[start Records for processing]

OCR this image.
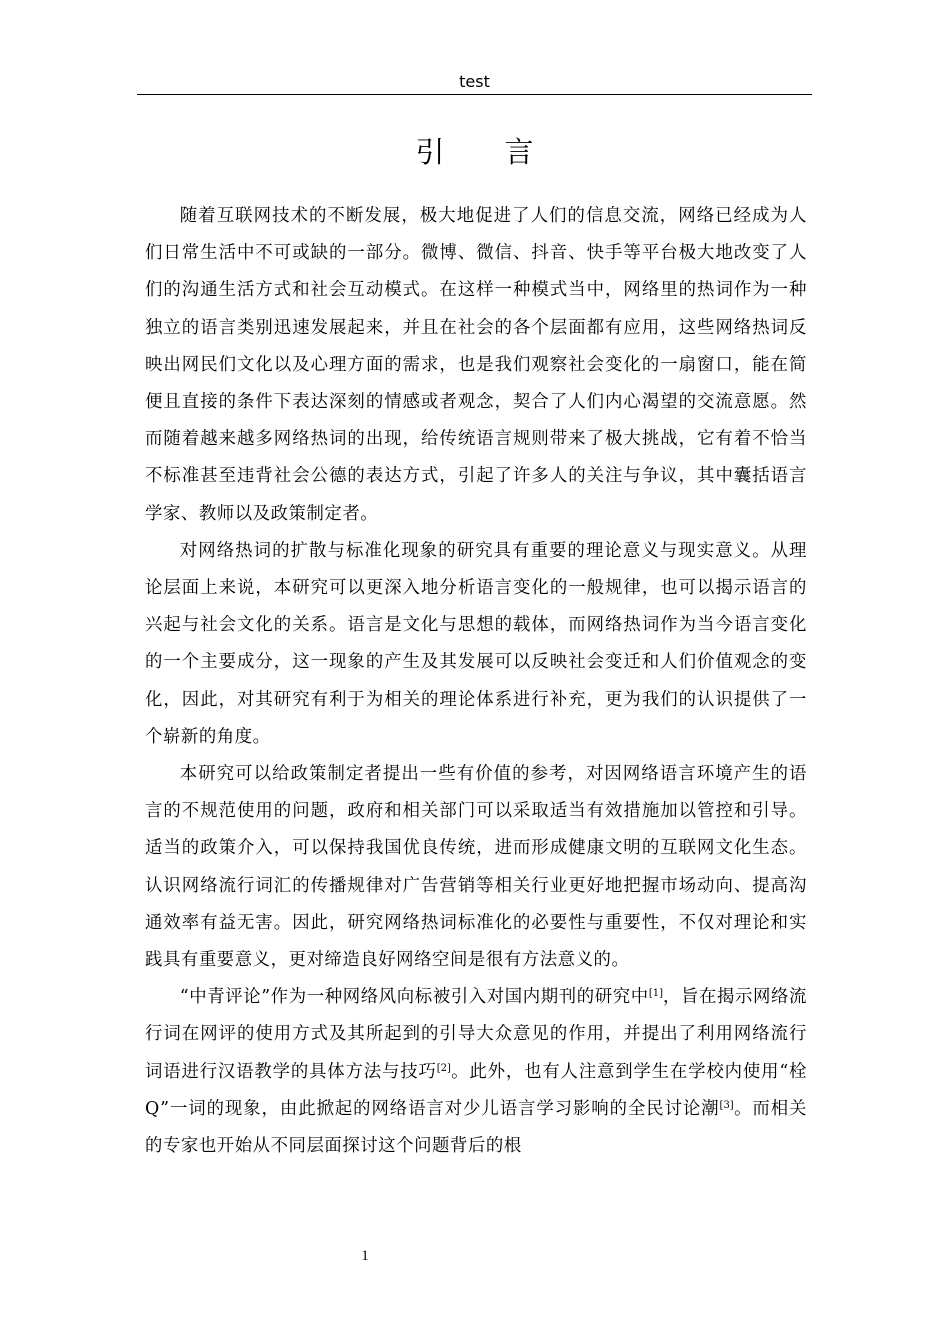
test
引 言

随着互联网技术的不断发展，极大地促进了人们的信息交流，网络已经成为人们日常生活中不可或缺的一部分。微博、微信、抖音、快手等平台极大地改变了人们的沟通生活方式和社会互动模式。在这样一种模式当中，网络里的热词作为一种独立的语言类别迅速发展起来，并且在社会的各个层面都有应用，这些网络热词反映出网民们文化以及心理方面的需求，也是我们观察社会变化的一扇窗口，能在简便且直接的条件下表达深刻的情感或者观念，契合了人们内心渴望的交流意愿。然而随着越来越多网络热词的出现，给传统语言规则带来了极大挑战，它有着不恰当不标准甚至违背社会公德的表达方式，引起了许多人的关注与争议，其中囊括语言学家、教师以及政策制定者。

对网络热词的扩散与标准化现象的研究具有重要的理论意义与现实意义。从理论层面上来说，本研究可以更深入地分析语言变化的一般规律，也可以揭示语言的兴起与社会文化的关系。语言是文化与思想的载体，而网络热词作为当今语言变化的一个主要成分，这一现象的产生及其发展可以反映社会变迁和人们价值观念的变化，因此，对其研究有利于为相关的理论体系进行补充，更为我们的认识提供了一个崭新的角度。

本研究可以给政策制定者提出一些有价值的参考，对因网络语言环境产生的语言的不规范使用的问题，政府和相关部门可以采取适当有效措施加以管控和引导。适当的政策介入，可以保持我国优良传统，进而形成健康文明的互联网文化生态。认识网络流行词汇的传播规律对广告营销等相关行业更好地把握市场动向、提高沟通效率有益无害。因此，研究网络热词标准化的必要性与重要性，不仅对理论和实践具有重要意义，更对缔造良好网络空间是很有方法意义的。

“中青评论”作为一种网络风向标被引入对国内期刊的研究中[1]，旨在揭示网络流行词在网评的使用方式及其所起到的引导大众意见的作用，并提出了利用网络流行词语进行汉语教学的具体方法与技巧[2]。此外，也有人注意到学生在学校内使用“栓Q”一词的现象，由此掀起的网络语言对少儿语言学习影响的全民讨论潮[3]。而相关的专家也开始从不同层面探讨这个问题背后的根

1
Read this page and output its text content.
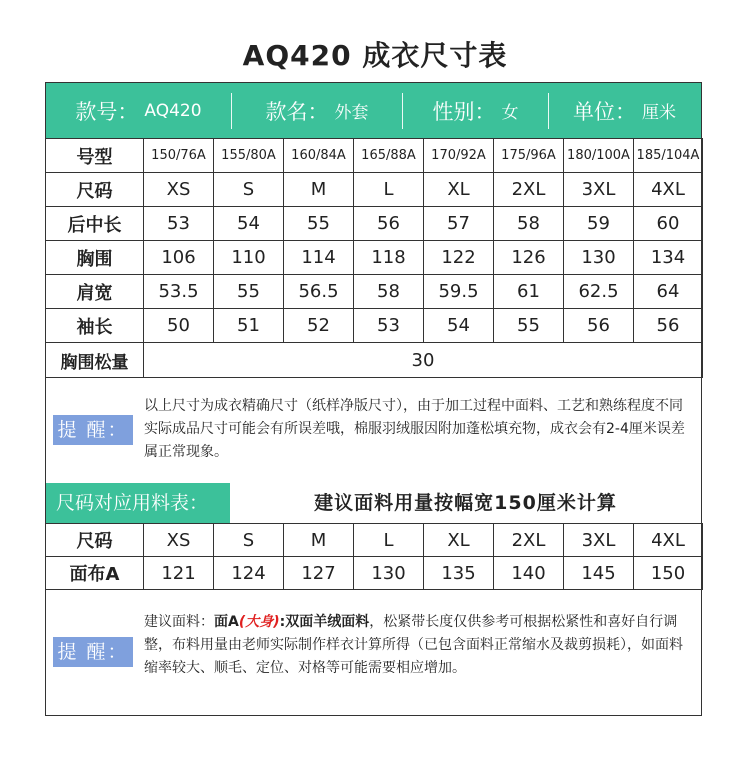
AQ420 成衣尺寸表
款号： AQ420	款名： 外套	性别： 女	单位： 厘米
号型	150/76A	155/80A	160/84A	165/88A	170/92A	175/96A	180/100A	185/104A
尺码	XS	S	M	L	XL	2XL	3XL	4XL
后中长	53	54	55	56	57	58	59	60
胸围	106	110	114	118	122	126	130	134
肩宽	53.5	55	56.5	58	59.5	61	62.5	64
袖长	50	51	52	53	54	55	56	56
胸围松量	30							
提 醒：
以上尺寸为成衣精确尺寸（纸样净版尺寸），由于加工过程中面料、工艺和熟练程度不同实际成品尺寸可能会有所误差哦，棉服羽绒服因附加蓬松填充物，成衣会有2-4厘米误差属正常现象。
尺码对应用料表：	建议面料用量按幅宽150厘米计算
尺码	XS	S	M	L	XL	2XL	3XL	4XL
面布A	121	124	127	130	135	140	145	150
提 醒：
建议面料：面A(大身):双面羊绒面料，松紧带长度仅供参考可根据松紧性和喜好自行调整，布料用量由老师实际制作样衣计算所得（已包含面料正常缩水及裁剪损耗），如面料缩率较大、顺毛、定位、对格等可能需要相应增加。
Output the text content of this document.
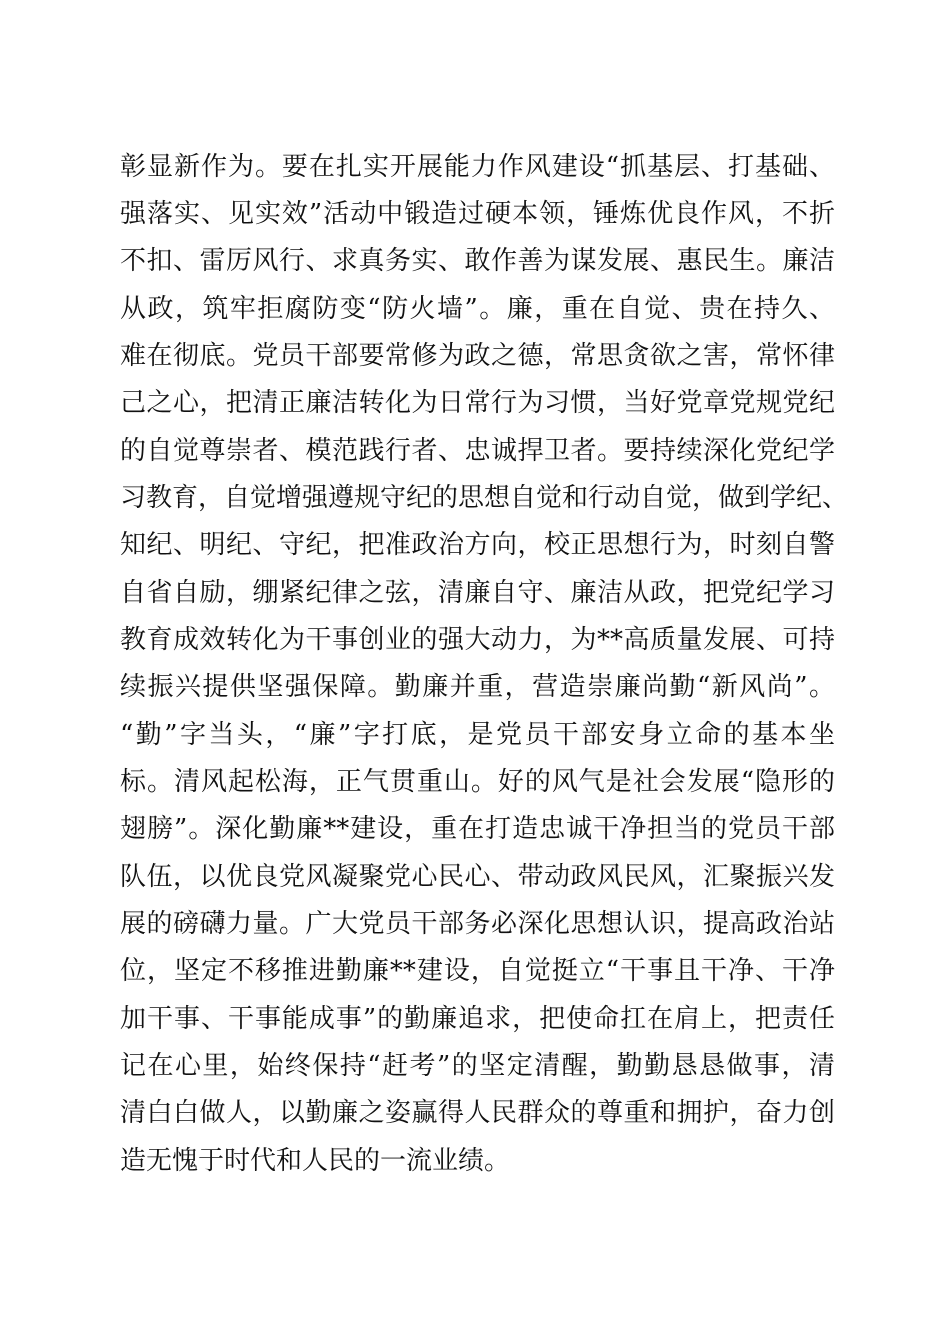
彰显新作为。要在扎实开展能力作风建设“抓基层、打基础、

强落实、见实效”活动中锻造过硬本领，锤炼优良作风，不折

不扣、雷厉风行、求真务实、敢作善为谋发展、惠民生。廉洁

从政，筑牢拒腐防变“防火墙”。廉，重在自觉、贵在持久、

难在彻底。党员干部要常修为政之德，常思贪欲之害，常怀律

己之心，把清正廉洁转化为日常行为习惯，当好党章党规党纪

的自觉尊崇者、模范践行者、忠诚捍卫者。要持续深化党纪学

习教育，自觉增强遵规守纪的思想自觉和行动自觉，做到学纪、

知纪、明纪、守纪，把准政治方向，校正思想行为，时刻自警

自省自励，绷紧纪律之弦，清廉自守、廉洁从政，把党纪学习

教育成效转化为干事创业的强大动力，为**高质量发展、可持

续振兴提供坚强保障。勤廉并重，营造崇廉尚勤“新风尚”。

“勤”字当头，“廉”字打底，是党员干部安身立命的基本坐

标。清风起松海，正气贯重山。好的风气是社会发展“隐形的

翅膀”。深化勤廉**建设，重在打造忠诚干净担当的党员干部

队伍，以优良党风凝聚党心民心、带动政风民风，汇聚振兴发

展的磅礴力量。广大党员干部务必深化思想认识，提高政治站

位，坚定不移推进勤廉**建设，自觉挺立“干事且干净、干净

加干事、干事能成事”的勤廉追求，把使命扛在肩上，把责任

记在心里，始终保持“赶考”的坚定清醒，勤勤恳恳做事，清

清白白做人，以勤廉之姿赢得人民群众的尊重和拥护，奋力创

造无愧于时代和人民的一流业绩。
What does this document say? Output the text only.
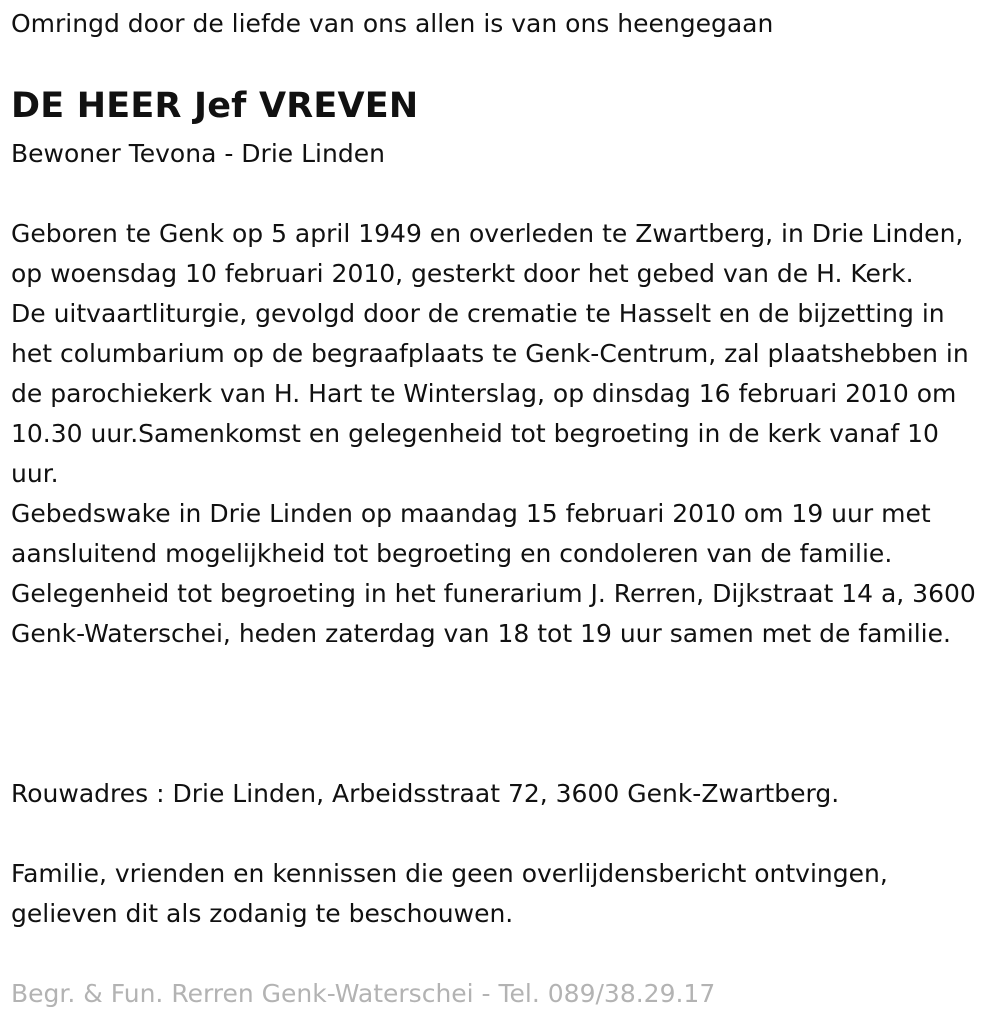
Omringd door de liefde van ons allen is van ons heengegaan
DE HEER Jef VREVEN
Bewoner Tevona - Drie Linden

Geboren te Genk op 5 april 1949 en overleden te Zwartberg, in Drie Linden, op woensdag 10 februari 2010, gesterkt door het gebed van de H. Kerk.

De uitvaartliturgie, gevolgd door de crematie te Hasselt en de bijzetting in het columbarium op de begraafplaats te Genk-Centrum, zal plaatshebben in de parochiekerk van H. Hart te Winterslag, op dinsdag 16 februari 2010 om 10.30 uur.Samenkomst en gelegenheid tot begroeting in de kerk vanaf 10 uur.

Gebedswake in Drie Linden op maandag 15 februari 2010 om 19 uur met aansluitend mogelijkheid tot begroeting en condoleren van de familie.

Gelegenheid tot begroeting in het funerarium J. Rerren, Dijkstraat 14 a, 3600 Genk-Waterschei, heden zaterdag van 18 tot 19 uur samen met de familie.

Rouwadres : Drie Linden, Arbeidsstraat 72, 3600 Genk-Zwartberg.
Familie, vrienden en kennissen die geen overlijdensbericht ontvingen, gelieven dit als zodanig te beschouwen.
Begr. & Fun. Rerren Genk-Waterschei - Tel. 089/38.29.17
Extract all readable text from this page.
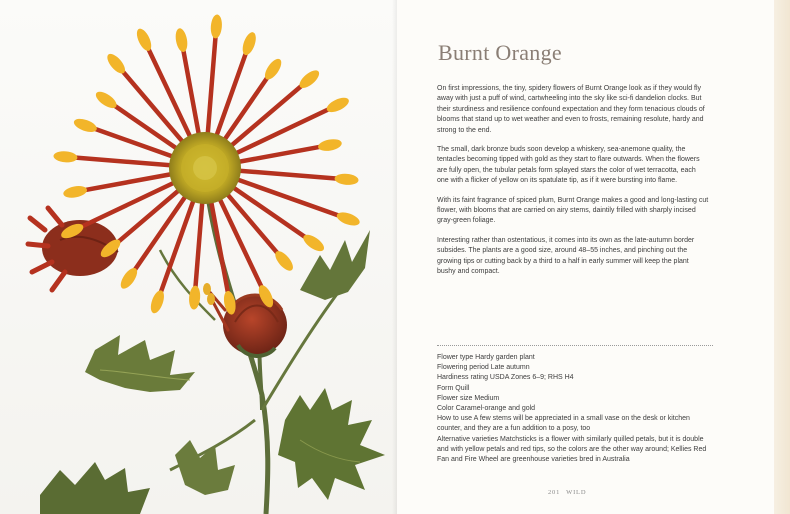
Burnt Orange

On first impressions, the tiny, spidery flowers of Burnt Orange look as if they would fly away with just a puff of wind, cartwheeling into the sky like sci-fi dandelion clocks. But their sturdiness and resilience confound expectation and they form tenacious clouds of blooms that stand up to wet weather and even to frosts, remaining resolute, hardy and strong to the end.

The small, dark bronze buds soon develop a whiskery, sea-anemone quality, the tentacles becoming tipped with gold as they start to flare outwards. When the flowers are fully open, the tubular petals form splayed stars the color of wet terracotta, each one with a flicker of yellow on its spatulate tip, as if it were bursting into flame.

With its faint fragrance of spiced plum, Burnt Orange makes a good and long-lasting cut flower, with blooms that are carried on airy stems, daintily frilled with sharply incised gray-green foliage.

Interesting rather than ostentatious, it comes into its own as the late-autumn border subsides. The plants are a good size, around 48–55 inches, and pinching out the growing tips or cutting back by a third to a half in early summer will keep the plant bushy and compact.

Flower type Hardy garden plant
Flowering period Late autumn
Hardiness rating USDA Zones 6–9; RHS H4
Form Quill
Flower size Medium
Color Caramel-orange and gold
How to use A few stems will be appreciated in a small vase on the desk or kitchen counter, and they are a fun addition to a posy, too
Alternative varieties Matchsticks is a flower with similarly quilled petals, but it is double and with yellow petals and red tips, so the colors are the other way around; Kellies Red Fan and Fire Wheel are greenhouse varieties bred in Australia
201 WILD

[end Records for processing]

_Direction:_ Extract lines where the string "content" occurs.

_Task output:_
Read this page and output its text content.
Output the text content of this document.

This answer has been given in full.